DIRECTIVE> Show all lines that include the string "PowerShell"; copy each one.

(Dataset records)
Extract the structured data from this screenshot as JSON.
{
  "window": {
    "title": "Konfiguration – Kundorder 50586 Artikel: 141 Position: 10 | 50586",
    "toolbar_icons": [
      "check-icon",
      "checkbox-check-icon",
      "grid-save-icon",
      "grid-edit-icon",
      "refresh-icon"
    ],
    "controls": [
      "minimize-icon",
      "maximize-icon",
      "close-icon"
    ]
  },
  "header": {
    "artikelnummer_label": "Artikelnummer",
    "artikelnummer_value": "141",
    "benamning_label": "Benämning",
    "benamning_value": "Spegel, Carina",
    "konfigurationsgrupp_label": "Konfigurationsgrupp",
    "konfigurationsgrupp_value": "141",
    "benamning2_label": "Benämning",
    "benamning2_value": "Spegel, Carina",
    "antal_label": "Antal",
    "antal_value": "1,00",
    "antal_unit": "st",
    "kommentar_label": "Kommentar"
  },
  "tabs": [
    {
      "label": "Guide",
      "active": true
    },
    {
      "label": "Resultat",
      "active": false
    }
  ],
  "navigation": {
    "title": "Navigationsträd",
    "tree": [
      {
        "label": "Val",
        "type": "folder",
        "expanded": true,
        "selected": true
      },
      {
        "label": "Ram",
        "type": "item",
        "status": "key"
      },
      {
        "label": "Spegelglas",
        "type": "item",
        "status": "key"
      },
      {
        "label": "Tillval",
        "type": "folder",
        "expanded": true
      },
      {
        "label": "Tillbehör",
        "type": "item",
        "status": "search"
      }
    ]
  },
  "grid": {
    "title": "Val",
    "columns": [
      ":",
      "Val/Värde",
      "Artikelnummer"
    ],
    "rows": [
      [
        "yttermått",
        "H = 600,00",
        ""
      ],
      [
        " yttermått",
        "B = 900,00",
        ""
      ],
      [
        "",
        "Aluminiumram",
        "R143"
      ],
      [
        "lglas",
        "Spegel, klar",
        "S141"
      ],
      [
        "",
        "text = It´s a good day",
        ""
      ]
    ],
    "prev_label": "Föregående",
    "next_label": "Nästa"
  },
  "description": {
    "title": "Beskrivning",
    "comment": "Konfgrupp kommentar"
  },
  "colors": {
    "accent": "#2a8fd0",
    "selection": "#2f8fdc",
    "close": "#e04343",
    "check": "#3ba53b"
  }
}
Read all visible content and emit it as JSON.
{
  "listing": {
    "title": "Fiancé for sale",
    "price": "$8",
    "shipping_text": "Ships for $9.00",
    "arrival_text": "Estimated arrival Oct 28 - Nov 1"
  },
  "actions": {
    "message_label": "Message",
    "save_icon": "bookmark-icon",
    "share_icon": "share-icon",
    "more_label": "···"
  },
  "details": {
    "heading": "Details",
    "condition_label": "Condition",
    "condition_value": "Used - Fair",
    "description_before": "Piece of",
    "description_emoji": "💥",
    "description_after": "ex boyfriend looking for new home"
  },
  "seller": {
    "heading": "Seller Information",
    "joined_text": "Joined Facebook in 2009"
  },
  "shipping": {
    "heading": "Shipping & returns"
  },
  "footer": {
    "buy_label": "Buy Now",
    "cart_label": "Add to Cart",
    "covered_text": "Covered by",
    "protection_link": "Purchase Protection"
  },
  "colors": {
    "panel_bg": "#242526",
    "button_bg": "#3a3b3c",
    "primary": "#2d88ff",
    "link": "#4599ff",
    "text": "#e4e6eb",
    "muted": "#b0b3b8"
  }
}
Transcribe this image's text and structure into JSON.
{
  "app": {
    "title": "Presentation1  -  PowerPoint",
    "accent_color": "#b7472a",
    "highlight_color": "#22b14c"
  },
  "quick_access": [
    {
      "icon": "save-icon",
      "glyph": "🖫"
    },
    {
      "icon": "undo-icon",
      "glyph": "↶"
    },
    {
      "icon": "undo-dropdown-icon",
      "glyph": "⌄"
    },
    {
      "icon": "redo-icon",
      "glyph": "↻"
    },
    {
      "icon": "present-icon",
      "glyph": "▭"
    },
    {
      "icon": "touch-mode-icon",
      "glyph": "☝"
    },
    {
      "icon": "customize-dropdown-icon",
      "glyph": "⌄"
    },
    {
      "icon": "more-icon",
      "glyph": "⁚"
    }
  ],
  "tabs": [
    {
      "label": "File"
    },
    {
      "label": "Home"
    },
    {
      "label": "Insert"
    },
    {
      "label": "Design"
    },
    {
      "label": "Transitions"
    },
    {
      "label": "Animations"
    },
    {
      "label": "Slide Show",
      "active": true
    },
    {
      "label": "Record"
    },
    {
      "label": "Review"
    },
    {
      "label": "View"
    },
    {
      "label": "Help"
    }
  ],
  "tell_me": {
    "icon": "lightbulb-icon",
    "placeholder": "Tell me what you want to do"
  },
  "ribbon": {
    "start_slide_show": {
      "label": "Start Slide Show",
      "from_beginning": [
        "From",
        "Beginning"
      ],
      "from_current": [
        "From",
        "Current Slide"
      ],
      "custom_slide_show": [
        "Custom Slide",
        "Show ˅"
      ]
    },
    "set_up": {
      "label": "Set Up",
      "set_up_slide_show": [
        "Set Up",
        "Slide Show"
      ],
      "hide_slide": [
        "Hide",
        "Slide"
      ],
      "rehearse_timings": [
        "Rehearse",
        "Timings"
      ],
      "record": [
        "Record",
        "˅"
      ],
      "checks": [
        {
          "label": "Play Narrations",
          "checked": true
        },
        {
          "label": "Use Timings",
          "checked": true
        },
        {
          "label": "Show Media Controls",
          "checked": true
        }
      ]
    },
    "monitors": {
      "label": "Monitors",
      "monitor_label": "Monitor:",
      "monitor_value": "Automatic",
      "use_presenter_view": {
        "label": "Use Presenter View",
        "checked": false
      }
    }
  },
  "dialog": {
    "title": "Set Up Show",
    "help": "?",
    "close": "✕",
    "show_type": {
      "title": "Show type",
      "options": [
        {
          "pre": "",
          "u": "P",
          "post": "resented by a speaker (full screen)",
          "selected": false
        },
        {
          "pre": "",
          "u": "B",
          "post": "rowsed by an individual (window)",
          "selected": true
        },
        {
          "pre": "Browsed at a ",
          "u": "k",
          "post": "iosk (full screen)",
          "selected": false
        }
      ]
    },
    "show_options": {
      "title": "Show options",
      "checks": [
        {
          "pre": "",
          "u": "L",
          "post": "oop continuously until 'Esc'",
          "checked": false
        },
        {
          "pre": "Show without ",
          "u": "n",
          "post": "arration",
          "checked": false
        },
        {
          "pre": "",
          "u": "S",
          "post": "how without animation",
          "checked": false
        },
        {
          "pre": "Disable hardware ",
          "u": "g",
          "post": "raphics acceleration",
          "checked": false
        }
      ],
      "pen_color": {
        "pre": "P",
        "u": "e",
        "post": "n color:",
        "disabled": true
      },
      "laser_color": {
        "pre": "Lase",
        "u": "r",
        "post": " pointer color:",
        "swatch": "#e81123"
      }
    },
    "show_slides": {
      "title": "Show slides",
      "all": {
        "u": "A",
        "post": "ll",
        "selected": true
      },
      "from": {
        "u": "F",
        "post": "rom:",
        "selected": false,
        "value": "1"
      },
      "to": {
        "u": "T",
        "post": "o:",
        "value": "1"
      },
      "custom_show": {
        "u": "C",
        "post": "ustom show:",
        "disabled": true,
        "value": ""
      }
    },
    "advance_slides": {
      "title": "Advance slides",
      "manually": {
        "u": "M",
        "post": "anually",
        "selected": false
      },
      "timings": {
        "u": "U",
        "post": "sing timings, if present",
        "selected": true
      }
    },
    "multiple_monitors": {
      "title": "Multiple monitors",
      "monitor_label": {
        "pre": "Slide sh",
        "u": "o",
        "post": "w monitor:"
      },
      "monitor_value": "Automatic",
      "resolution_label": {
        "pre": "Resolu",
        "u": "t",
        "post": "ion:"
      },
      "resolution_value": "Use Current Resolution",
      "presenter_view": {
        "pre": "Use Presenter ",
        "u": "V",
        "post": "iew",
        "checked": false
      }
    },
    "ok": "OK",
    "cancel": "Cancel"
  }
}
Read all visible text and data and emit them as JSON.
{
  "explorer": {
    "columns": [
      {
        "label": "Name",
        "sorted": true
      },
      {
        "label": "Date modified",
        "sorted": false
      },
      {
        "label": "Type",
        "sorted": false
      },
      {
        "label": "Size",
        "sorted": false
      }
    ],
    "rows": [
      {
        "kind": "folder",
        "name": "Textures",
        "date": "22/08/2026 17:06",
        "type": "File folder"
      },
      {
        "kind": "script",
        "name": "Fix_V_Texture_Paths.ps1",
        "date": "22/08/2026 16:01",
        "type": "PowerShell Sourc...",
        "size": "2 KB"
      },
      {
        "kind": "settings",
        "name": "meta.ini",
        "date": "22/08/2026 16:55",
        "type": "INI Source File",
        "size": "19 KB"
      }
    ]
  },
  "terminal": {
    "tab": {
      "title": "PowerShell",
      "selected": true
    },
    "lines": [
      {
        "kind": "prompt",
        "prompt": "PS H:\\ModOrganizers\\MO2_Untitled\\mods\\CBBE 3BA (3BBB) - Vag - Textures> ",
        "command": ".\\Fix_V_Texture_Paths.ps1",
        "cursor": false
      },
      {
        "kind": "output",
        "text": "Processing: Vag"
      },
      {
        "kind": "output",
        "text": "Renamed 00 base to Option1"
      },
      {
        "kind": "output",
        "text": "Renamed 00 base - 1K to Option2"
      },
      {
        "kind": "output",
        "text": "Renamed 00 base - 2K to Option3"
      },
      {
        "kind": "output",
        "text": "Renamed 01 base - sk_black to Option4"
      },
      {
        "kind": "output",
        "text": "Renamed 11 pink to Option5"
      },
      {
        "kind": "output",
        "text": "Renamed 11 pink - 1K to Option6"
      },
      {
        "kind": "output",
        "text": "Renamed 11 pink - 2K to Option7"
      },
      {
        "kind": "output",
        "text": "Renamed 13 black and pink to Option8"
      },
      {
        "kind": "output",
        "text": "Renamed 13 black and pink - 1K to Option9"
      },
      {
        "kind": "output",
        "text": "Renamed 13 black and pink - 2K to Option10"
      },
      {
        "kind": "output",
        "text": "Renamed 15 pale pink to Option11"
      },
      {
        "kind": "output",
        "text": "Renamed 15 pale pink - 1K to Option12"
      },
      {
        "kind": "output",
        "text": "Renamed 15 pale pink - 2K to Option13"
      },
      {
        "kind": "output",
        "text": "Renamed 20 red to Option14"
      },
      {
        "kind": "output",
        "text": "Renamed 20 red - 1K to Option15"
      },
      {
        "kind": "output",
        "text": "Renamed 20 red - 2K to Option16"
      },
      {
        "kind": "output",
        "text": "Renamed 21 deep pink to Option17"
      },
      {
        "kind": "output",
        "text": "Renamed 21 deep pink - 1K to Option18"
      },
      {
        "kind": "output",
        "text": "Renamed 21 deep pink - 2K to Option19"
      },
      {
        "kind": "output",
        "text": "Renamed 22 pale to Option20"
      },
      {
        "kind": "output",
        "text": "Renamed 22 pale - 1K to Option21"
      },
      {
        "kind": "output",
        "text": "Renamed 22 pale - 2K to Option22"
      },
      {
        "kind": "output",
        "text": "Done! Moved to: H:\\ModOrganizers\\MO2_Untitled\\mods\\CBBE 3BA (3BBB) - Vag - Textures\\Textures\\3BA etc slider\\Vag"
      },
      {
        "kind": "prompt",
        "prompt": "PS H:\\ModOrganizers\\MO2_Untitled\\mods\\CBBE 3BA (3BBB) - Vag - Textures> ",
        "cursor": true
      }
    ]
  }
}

FINISHED EXERCISE>
        "type": "PowerShell Sourc...",
      "title": "PowerShell",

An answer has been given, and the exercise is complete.